LISTED RECORDS:
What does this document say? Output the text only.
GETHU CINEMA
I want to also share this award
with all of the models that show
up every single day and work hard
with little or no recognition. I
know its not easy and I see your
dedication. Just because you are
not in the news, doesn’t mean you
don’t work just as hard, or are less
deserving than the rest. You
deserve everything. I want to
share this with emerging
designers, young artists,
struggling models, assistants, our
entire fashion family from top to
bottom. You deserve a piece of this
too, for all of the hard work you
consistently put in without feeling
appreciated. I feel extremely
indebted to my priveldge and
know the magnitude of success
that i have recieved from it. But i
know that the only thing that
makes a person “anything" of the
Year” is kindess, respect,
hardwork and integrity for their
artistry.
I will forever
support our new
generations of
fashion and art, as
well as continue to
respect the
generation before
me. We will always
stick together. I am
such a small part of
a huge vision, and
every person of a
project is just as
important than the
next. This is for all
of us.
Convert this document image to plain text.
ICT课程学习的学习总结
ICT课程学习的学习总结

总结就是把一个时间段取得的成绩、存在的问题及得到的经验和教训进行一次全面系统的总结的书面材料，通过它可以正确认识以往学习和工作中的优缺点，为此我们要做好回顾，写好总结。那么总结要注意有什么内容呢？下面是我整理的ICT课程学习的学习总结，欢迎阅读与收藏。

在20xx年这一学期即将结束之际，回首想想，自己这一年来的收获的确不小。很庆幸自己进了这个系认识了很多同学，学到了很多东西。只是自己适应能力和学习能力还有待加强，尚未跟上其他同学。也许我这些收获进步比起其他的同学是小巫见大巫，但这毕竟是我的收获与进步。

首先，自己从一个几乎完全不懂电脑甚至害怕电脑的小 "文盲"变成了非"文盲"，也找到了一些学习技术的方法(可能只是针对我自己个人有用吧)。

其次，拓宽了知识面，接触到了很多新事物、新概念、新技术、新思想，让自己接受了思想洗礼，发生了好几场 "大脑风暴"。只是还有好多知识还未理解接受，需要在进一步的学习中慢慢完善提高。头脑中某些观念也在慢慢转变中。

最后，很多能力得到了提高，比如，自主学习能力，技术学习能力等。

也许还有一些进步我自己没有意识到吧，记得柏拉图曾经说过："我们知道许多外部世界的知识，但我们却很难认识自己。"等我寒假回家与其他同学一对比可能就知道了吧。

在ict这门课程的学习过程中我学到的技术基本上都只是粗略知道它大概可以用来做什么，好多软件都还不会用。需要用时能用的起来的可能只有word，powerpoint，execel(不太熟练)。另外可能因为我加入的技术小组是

PROBLEM TO WORK ON:
Read the entries and show each line that mentions "person".

FULL OUTPUT:
makes a person “anything" of the
every person of a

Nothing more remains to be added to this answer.